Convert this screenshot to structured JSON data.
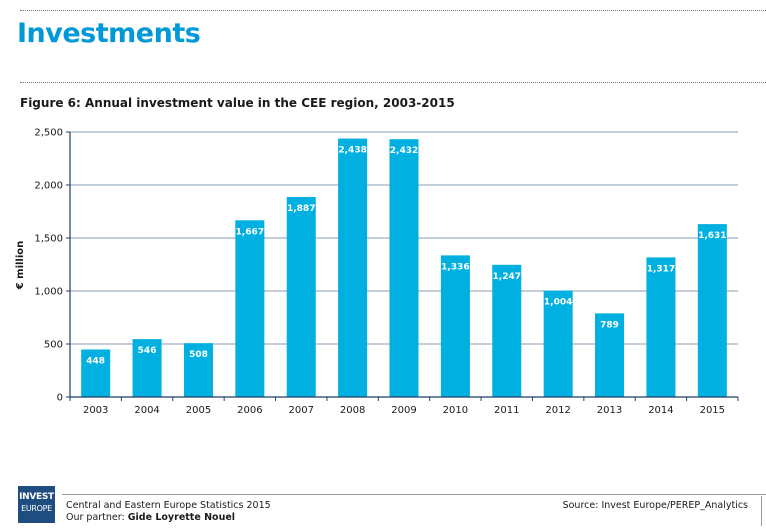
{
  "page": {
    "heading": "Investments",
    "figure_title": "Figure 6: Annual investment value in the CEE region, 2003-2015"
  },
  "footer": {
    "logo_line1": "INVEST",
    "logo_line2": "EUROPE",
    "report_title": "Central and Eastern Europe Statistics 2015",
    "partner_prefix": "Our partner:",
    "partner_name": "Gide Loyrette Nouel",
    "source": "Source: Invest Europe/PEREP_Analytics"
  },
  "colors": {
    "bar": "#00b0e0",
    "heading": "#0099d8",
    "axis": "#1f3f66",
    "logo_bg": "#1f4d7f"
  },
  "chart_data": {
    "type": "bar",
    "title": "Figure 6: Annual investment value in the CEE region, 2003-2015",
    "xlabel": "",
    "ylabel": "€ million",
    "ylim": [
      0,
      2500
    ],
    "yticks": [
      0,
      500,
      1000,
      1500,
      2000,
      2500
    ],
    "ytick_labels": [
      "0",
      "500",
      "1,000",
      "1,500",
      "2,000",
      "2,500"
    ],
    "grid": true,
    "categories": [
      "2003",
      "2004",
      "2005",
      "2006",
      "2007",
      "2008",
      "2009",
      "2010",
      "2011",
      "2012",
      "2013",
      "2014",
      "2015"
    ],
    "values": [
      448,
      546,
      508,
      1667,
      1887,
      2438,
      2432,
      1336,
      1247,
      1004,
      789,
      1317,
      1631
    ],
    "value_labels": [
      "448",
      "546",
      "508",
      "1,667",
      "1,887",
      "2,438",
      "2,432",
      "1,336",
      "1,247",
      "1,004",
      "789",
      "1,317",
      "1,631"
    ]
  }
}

━━━

→ **WHAT IS ASKED**
Check each line above for the word "heading" and give the number of lines that have it, nothing else.

→ **ANSWER IN FULL**
2